What to do >>
Reproduce all of the data word for word.

--

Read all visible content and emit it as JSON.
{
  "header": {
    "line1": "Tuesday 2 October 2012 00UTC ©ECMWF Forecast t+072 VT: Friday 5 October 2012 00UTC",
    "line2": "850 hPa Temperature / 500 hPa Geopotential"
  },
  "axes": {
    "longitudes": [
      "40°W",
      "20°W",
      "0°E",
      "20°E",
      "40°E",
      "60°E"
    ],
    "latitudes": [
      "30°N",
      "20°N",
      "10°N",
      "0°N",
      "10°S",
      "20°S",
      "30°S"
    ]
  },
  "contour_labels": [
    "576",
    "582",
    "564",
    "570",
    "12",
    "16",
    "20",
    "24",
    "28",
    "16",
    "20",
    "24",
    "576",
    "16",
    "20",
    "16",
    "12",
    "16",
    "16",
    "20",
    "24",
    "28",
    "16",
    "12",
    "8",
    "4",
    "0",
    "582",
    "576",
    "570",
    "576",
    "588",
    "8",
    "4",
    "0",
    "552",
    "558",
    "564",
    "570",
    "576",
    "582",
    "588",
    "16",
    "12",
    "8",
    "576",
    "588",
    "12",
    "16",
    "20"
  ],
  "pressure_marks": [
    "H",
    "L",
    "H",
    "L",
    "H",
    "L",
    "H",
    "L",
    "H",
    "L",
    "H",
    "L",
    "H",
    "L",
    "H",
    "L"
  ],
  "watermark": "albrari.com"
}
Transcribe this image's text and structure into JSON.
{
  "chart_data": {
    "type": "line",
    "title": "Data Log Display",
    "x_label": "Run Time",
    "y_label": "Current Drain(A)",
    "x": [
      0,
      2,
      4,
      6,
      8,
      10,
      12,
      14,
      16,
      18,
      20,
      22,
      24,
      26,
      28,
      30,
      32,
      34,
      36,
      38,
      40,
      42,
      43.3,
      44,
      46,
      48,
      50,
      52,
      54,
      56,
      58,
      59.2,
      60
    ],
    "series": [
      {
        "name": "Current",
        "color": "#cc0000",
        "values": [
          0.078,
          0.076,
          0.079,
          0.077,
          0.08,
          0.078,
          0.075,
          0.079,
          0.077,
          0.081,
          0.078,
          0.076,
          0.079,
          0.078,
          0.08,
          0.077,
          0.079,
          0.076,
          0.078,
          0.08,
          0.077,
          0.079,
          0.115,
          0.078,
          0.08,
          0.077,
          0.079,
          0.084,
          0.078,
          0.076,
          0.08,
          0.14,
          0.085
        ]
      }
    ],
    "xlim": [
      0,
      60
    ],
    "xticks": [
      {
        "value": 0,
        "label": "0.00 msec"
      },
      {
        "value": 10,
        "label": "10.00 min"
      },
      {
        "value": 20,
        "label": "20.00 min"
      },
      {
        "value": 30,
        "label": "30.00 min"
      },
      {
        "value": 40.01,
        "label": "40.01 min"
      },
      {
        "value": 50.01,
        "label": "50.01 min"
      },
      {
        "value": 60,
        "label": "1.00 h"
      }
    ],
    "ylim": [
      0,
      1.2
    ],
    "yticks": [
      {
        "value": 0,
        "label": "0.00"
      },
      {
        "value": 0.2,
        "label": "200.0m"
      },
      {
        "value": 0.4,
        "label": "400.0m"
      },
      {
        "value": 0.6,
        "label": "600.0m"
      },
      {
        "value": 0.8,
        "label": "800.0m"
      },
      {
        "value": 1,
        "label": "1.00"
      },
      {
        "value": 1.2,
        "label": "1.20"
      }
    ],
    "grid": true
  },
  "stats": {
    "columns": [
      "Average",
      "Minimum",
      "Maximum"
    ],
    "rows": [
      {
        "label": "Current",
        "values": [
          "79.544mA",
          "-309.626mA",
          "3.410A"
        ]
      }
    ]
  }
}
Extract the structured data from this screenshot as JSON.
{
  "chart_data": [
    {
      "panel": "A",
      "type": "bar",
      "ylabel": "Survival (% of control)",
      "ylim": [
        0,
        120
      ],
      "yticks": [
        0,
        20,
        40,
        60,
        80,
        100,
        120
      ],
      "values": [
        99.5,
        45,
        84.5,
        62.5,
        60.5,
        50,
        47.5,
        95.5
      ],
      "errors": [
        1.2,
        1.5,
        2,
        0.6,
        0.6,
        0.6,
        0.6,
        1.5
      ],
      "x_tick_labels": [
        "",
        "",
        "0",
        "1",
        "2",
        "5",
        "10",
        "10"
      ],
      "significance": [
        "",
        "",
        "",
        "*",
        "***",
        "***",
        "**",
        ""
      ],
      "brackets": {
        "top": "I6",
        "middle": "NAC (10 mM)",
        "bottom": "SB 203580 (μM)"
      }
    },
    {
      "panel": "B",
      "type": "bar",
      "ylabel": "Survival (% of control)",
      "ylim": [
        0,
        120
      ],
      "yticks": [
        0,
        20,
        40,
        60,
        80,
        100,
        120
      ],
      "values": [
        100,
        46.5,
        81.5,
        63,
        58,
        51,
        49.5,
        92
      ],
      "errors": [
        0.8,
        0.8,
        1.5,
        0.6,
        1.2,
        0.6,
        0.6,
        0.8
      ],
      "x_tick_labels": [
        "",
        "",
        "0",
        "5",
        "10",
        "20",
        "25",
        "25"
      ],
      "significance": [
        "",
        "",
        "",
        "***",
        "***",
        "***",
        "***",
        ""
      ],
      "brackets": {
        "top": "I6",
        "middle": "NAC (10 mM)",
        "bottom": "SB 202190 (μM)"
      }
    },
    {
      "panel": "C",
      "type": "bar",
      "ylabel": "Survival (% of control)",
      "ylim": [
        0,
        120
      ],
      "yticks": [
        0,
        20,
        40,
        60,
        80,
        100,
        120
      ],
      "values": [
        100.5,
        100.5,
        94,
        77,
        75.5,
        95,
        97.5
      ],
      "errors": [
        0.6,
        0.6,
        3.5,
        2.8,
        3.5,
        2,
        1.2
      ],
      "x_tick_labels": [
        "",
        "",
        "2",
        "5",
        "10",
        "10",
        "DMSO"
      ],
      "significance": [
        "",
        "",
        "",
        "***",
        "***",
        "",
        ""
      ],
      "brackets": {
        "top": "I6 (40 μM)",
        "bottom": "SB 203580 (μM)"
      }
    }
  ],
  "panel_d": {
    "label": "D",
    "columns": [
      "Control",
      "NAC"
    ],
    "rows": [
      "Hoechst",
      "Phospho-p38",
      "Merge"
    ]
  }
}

--

Exercise answer >>
Read all visible content and emit it as JSON.
{
  "header": {
    "line1": "Tuesday 2 October 2012 00UTC ©ECMWF Forecast t+072 VT: Friday 5 October 2012 00UTC",
    "line2": "850 hPa Temperature / 500 hPa Geopotential"
  },
  "axes": {
    "longitudes": [
      "40°W",
      "20°W",
      "0°E",
      "20°E",
      "40°E",
      "60°E"
    ],
    "latitudes": [
      "30°N",
      "20°N",
      "10°N",
      "0°N",
      "10°S",
      "20°S",
      "30°S"
    ]
  },
  "contour_labels": [
    "576",
    "582",
    "564",
    "570",
    "12",
    "16",
    "20",
    "24",
    "28",
    "16",
    "20",
    "24",
    "576",
    "16",
    "20",
    "16",
    "12",
    "16",
    "16",
    "20",
    "24",
    "28",
    "16",
    "12",
    "8",
    "4",
    "0",
    "582",
    "576",
    "570",
    "576",
    "588",
    "8",
    "4",
    "0",
    "552",
    "558",
    "564",
    "570",
    "576",
    "582",
    "588",
    "16",
    "12",
    "8",
    "576",
    "588",
    "12",
    "16",
    "20"
  ],
  "pressure_marks": [
    "H",
    "L",
    "H",
    "L",
    "H",
    "L",
    "H",
    "L",
    "H",
    "L",
    "H",
    "L",
    "H",
    "L",
    "H",
    "L"
  ],
  "watermark": "albrari.com"
}
Transcribe this image's text and structure into JSON.
{
  "chart_data": {
    "type": "line",
    "title": "Data Log Display",
    "x_label": "Run Time",
    "y_label": "Current Drain(A)",
    "x": [
      0,
      2,
      4,
      6,
      8,
      10,
      12,
      14,
      16,
      18,
      20,
      22,
      24,
      26,
      28,
      30,
      32,
      34,
      36,
      38,
      40,
      42,
      43.3,
      44,
      46,
      48,
      50,
      52,
      54,
      56,
      58,
      59.2,
      60
    ],
    "series": [
      {
        "name": "Current",
        "color": "#cc0000",
        "values": [
          0.078,
          0.076,
          0.079,
          0.077,
          0.08,
          0.078,
          0.075,
          0.079,
          0.077,
          0.081,
          0.078,
          0.076,
          0.079,
          0.078,
          0.08,
          0.077,
          0.079,
          0.076,
          0.078,
          0.08,
          0.077,
          0.079,
          0.115,
          0.078,
          0.08,
          0.077,
          0.079,
          0.084,
          0.078,
          0.076,
          0.08,
          0.14,
          0.085
        ]
      }
    ],
    "xlim": [
      0,
      60
    ],
    "xticks": [
      {
        "value": 0,
        "label": "0.00 msec"
      },
      {
        "value": 10,
        "label": "10.00 min"
      },
      {
        "value": 20,
        "label": "20.00 min"
      },
      {
        "value": 30,
        "label": "30.00 min"
      },
      {
        "value": 40.01,
        "label": "40.01 min"
      },
      {
        "value": 50.01,
        "label": "50.01 min"
      },
      {
        "value": 60,
        "label": "1.00 h"
      }
    ],
    "ylim": [
      0,
      1.2
    ],
    "yticks": [
      {
        "value": 0,
        "label": "0.00"
      },
      {
        "value": 0.2,
        "label": "200.0m"
      },
      {
        "value": 0.4,
        "label": "400.0m"
      },
      {
        "value": 0.6,
        "label": "600.0m"
      },
      {
        "value": 0.8,
        "label": "800.0m"
      },
      {
        "value": 1,
        "label": "1.00"
      },
      {
        "value": 1.2,
        "label": "1.20"
      }
    ],
    "grid": true
  },
  "stats": {
    "columns": [
      "Average",
      "Minimum",
      "Maximum"
    ],
    "rows": [
      {
        "label": "Current",
        "values": [
          "79.544mA",
          "-309.626mA",
          "3.410A"
        ]
      }
    ]
  }
}
Extract the structured data from this screenshot as JSON.
{
  "chart_data": [
    {
      "panel": "A",
      "type": "bar",
      "ylabel": "Survival (% of control)",
      "ylim": [
        0,
        120
      ],
      "yticks": [
        0,
        20,
        40,
        60,
        80,
        100,
        120
      ],
      "values": [
        99.5,
        45,
        84.5,
        62.5,
        60.5,
        50,
        47.5,
        95.5
      ],
      "errors": [
        1.2,
        1.5,
        2,
        0.6,
        0.6,
        0.6,
        0.6,
        1.5
      ],
      "x_tick_labels": [
        "",
        "",
        "0",
        "1",
        "2",
        "5",
        "10",
        "10"
      ],
      "significance": [
        "",
        "",
        "",
        "*",
        "***",
        "***",
        "**",
        ""
      ],
      "brackets": {
        "top": "I6",
        "middle": "NAC (10 mM)",
        "bottom": "SB 203580 (μM)"
      }
    },
    {
      "panel": "B",
      "type": "bar",
      "ylabel": "Survival (% of control)",
      "ylim": [
        0,
        120
      ],
      "yticks": [
        0,
        20,
        40,
        60,
        80,
        100,
        120
      ],
      "values": [
        100,
        46.5,
        81.5,
        63,
        58,
        51,
        49.5,
        92
      ],
      "errors": [
        0.8,
        0.8,
        1.5,
        0.6,
        1.2,
        0.6,
        0.6,
        0.8
      ],
      "x_tick_labels": [
        "",
        "",
        "0",
        "5",
        "10",
        "20",
        "25",
        "25"
      ],
      "significance": [
        "",
        "",
        "",
        "***",
        "***",
        "***",
        "***",
        ""
      ],
      "brackets": {
        "top": "I6",
        "middle": "NAC (10 mM)",
        "bottom": "SB 202190 (μM)"
      }
    },
    {
      "panel": "C",
      "type": "bar",
      "ylabel": "Survival (% of control)",
      "ylim": [
        0,
        120
      ],
      "yticks": [
        0,
        20,
        40,
        60,
        80,
        100,
        120
      ],
      "values": [
        100.5,
        100.5,
        94,
        77,
        75.5,
        95,
        97.5
      ],
      "errors": [
        0.6,
        0.6,
        3.5,
        2.8,
        3.5,
        2,
        1.2
      ],
      "x_tick_labels": [
        "",
        "",
        "2",
        "5",
        "10",
        "10",
        "DMSO"
      ],
      "significance": [
        "",
        "",
        "",
        "***",
        "***",
        "",
        ""
      ],
      "brackets": {
        "top": "I6 (40 μM)",
        "bottom": "SB 203580 (μM)"
      }
    }
  ],
  "panel_d": {
    "label": "D",
    "columns": [
      "Control",
      "NAC"
    ],
    "rows": [
      "Hoechst",
      "Phospho-p38",
      "Merge"
    ]
  }
}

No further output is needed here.